[Stored data]
┌──

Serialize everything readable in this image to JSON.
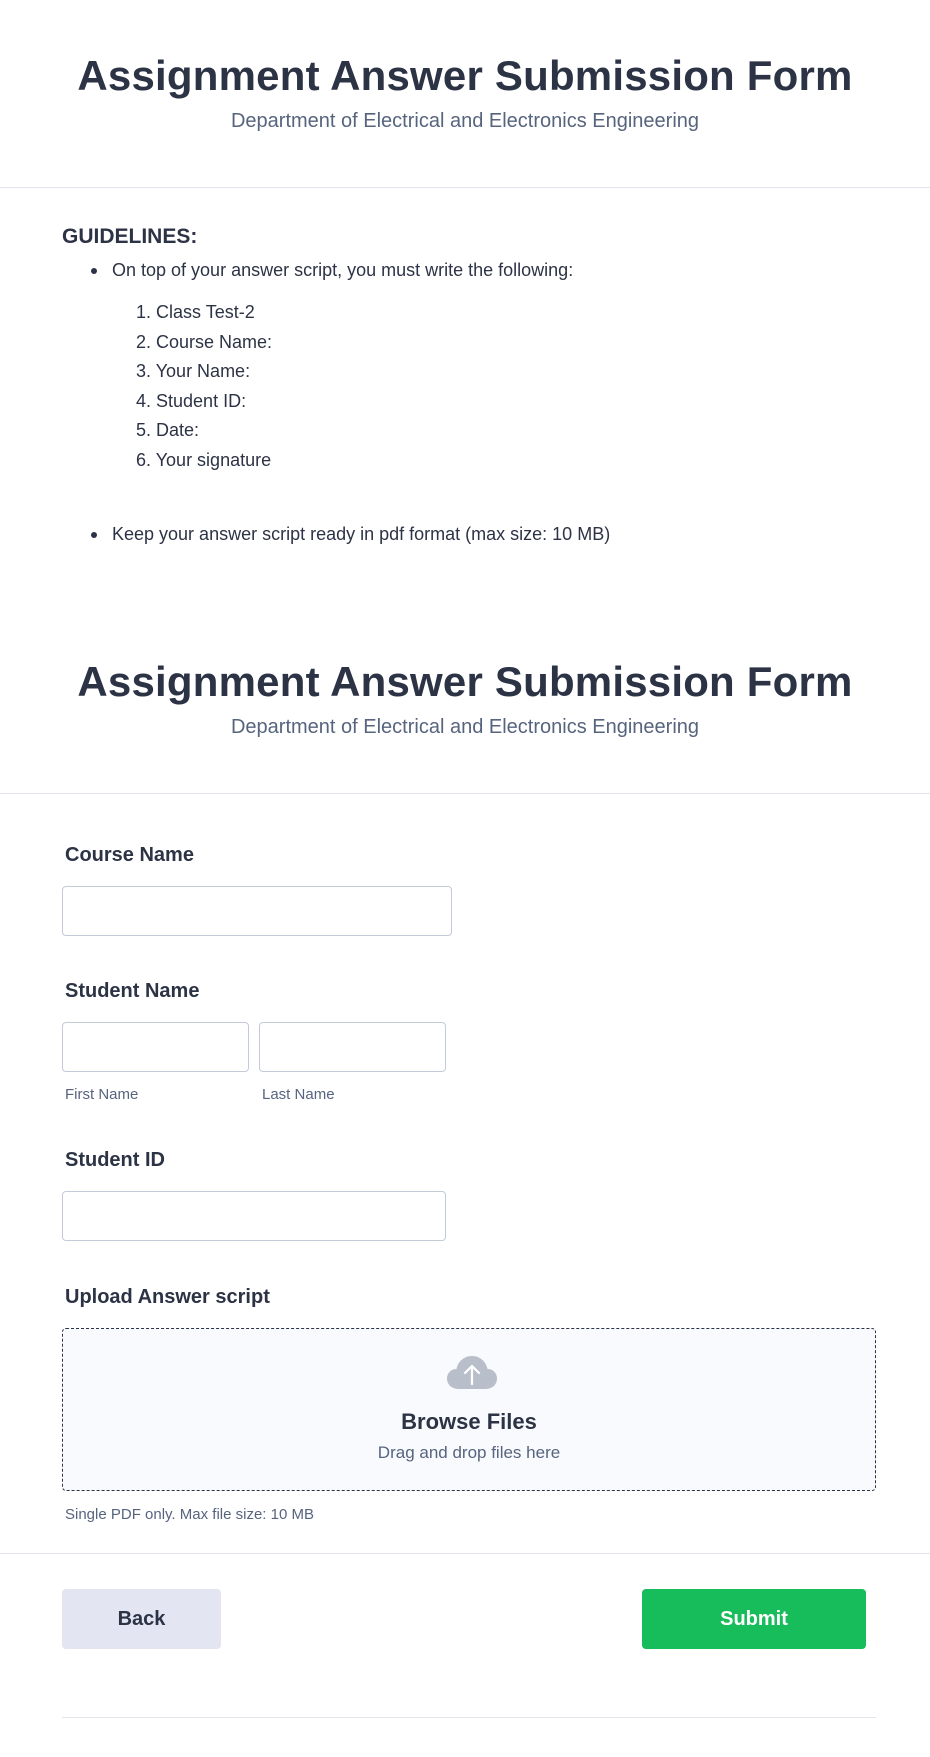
{
  "header": {
    "title": "Assignment Answer Submission Form",
    "subtitle": "Department of Electrical and Electronics Engineering"
  },
  "guidelines": {
    "title": "GUIDELINES:",
    "bullets": [
      "On top of your answer script, you must write the following:",
      "Keep your answer script ready in pdf format (max size: 10 MB)"
    ],
    "items": [
      "1. Class Test-2",
      "2. Course Name:",
      "3. Your Name:",
      "4. Student ID:",
      "5. Date:",
      "6. Your signature"
    ]
  },
  "form": {
    "course_name": {
      "label": "Course Name",
      "value": ""
    },
    "student_name": {
      "label": "Student Name",
      "first_label": "First Name",
      "last_label": "Last Name",
      "first_value": "",
      "last_value": ""
    },
    "student_id": {
      "label": "Student ID",
      "value": ""
    },
    "upload": {
      "label": "Upload Answer script",
      "browse": "Browse Files",
      "drag": "Drag and drop files here",
      "note": "Single PDF only. Max file size: 10 MB"
    }
  },
  "buttons": {
    "back": "Back",
    "submit": "Submit"
  },
  "colors": {
    "submit": "#18bd5b",
    "back": "#e3e5f2",
    "text": "#2c3345",
    "muted": "#57647e"
  },
  "icons": {
    "upload": "cloud-upload-icon"
  }
}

└──

Pictures are not part of the copy; output everything else in the records exactly.

Serialize everything readable in this image to JSON.
{
  "header": {
    "title": "Assignment Answer Submission Form",
    "subtitle": "Department of Electrical and Electronics Engineering"
  },
  "guidelines": {
    "title": "GUIDELINES:",
    "bullets": [
      "On top of your answer script, you must write the following:",
      "Keep your answer script ready in pdf format (max size: 10 MB)"
    ],
    "items": [
      "1. Class Test-2",
      "2. Course Name:",
      "3. Your Name:",
      "4. Student ID:",
      "5. Date:",
      "6. Your signature"
    ]
  },
  "form": {
    "course_name": {
      "label": "Course Name",
      "value": ""
    },
    "student_name": {
      "label": "Student Name",
      "first_label": "First Name",
      "last_label": "Last Name",
      "first_value": "",
      "last_value": ""
    },
    "student_id": {
      "label": "Student ID",
      "value": ""
    },
    "upload": {
      "label": "Upload Answer script",
      "browse": "Browse Files",
      "drag": "Drag and drop files here",
      "note": "Single PDF only. Max file size: 10 MB"
    }
  },
  "buttons": {
    "back": "Back",
    "submit": "Submit"
  },
  "colors": {
    "submit": "#18bd5b",
    "back": "#e3e5f2",
    "text": "#2c3345",
    "muted": "#57647e"
  },
  "icons": {
    "upload": "cloud-upload-icon"
  }
}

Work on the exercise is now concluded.